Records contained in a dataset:
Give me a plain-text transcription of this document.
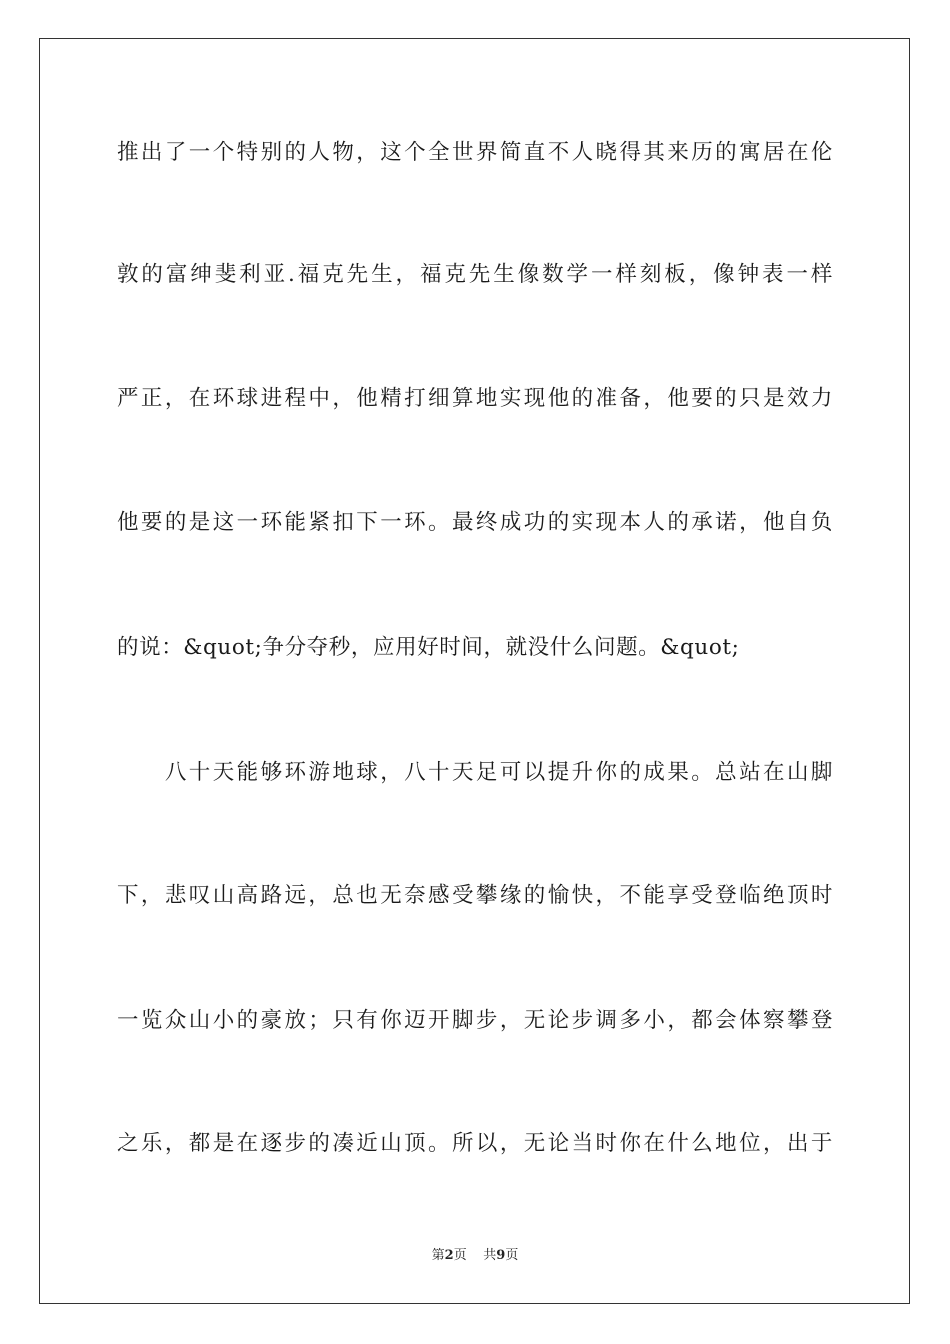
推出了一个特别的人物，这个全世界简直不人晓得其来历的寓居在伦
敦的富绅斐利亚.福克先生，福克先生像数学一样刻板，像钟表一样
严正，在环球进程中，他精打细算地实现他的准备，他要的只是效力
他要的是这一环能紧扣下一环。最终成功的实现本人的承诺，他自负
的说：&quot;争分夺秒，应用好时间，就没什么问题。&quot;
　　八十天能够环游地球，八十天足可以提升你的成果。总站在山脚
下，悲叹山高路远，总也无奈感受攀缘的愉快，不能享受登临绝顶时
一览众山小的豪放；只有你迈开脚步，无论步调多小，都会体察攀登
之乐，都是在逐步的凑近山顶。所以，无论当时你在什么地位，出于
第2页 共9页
==
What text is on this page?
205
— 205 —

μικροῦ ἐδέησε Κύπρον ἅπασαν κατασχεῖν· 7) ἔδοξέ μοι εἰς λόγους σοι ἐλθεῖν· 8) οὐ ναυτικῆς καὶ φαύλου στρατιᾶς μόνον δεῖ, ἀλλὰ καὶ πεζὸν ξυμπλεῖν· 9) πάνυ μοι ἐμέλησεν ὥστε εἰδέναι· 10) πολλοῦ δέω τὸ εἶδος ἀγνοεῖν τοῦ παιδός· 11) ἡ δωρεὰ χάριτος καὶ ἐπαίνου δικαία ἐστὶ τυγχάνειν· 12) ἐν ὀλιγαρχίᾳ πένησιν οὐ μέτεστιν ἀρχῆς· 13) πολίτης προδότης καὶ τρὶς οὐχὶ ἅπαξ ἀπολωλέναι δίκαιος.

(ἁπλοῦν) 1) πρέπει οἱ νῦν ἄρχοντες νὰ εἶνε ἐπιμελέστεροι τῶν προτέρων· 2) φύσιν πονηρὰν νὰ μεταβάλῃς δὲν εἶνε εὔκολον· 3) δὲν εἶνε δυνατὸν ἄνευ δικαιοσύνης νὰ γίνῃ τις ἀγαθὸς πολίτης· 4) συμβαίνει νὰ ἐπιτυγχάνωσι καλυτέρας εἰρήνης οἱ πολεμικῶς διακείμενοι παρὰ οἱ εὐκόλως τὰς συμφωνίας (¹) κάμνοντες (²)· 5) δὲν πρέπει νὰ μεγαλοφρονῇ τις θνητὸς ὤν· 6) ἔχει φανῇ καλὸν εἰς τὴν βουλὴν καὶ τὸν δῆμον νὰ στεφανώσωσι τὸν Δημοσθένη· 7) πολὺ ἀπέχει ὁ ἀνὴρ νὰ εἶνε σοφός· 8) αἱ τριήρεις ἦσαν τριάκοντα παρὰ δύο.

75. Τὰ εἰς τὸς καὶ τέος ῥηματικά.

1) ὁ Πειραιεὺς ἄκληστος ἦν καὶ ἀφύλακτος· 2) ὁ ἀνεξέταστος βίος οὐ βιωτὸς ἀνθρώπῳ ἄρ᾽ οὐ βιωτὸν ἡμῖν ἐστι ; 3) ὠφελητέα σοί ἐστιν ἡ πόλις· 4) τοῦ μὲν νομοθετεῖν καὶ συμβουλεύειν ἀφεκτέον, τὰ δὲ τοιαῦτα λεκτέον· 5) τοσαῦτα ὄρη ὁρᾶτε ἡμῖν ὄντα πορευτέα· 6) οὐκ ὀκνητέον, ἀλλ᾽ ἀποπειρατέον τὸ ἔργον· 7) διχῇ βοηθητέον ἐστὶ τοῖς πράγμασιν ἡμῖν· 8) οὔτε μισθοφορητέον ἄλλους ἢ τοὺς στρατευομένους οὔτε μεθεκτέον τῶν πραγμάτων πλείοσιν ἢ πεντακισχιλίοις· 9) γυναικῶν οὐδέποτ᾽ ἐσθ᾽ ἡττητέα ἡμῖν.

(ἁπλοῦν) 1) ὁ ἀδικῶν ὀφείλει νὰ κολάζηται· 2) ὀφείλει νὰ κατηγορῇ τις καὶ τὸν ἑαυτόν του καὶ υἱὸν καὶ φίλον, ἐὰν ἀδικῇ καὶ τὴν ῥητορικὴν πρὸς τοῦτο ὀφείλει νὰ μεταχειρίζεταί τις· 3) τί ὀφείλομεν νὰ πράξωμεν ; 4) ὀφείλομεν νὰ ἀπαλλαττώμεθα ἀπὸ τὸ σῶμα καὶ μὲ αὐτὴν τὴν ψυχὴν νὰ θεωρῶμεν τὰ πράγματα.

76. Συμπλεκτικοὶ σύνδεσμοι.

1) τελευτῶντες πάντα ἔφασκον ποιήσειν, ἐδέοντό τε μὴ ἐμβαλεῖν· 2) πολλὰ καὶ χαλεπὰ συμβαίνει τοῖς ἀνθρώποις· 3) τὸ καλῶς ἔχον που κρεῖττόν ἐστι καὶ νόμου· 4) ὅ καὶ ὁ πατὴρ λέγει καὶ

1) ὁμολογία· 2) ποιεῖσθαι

#### [Short exercise]
Wherever the word "τοῖς" occurs in a line of the listing, copy that line.

#### [Written answer]
1) ὁ Πειραιεὺς ἄκληστος ἦν καὶ ἀφύλακτος· 2) ὁ ἀνεξέταστος βίος οὐ βιωτὸς ἀνθρώπῳ ἄρ᾽ οὐ βιωτὸν ἡμῖν ἐστι ; 3) ὠφελητέα σοί ἐστιν ἡ πόλις· 4) τοῦ μὲν νομοθετεῖν καὶ συμβουλεύειν ἀφεκτέον, τὰ δὲ τοιαῦτα λεκτέον· 5) τοσαῦτα ὄρη ὁρᾶτε ἡμῖν ὄντα πορευτέα· 6) οὐκ ὀκνητέον, ἀλλ᾽ ἀποπειρατέον τὸ ἔργον· 7) διχῇ βοηθητέον ἐστὶ τοῖς πράγμασιν ἡμῖν· 8) οὔτε μισθοφορητέον ἄλλους ἢ τοὺς στρατευομένους οὔτε μεθεκτέον τῶν πραγμάτων πλείοσιν ἢ πεντακισχιλίοις· 9) γυναικῶν οὐδέποτ᾽ ἐσθ᾽ ἡττητέα ἡμῖν.
1) τελευτῶντες πάντα ἔφασκον ποιήσειν, ἐδέοντό τε μὴ ἐμβαλεῖν· 2) πολλὰ καὶ χαλεπὰ συμβαίνει τοῖς ἀνθρώποις· 3) τὸ καλῶς ἔχον που κρεῖττόν ἐστι καὶ νόμου· 4) ὅ καὶ ὁ πατὴρ λέγει καὶ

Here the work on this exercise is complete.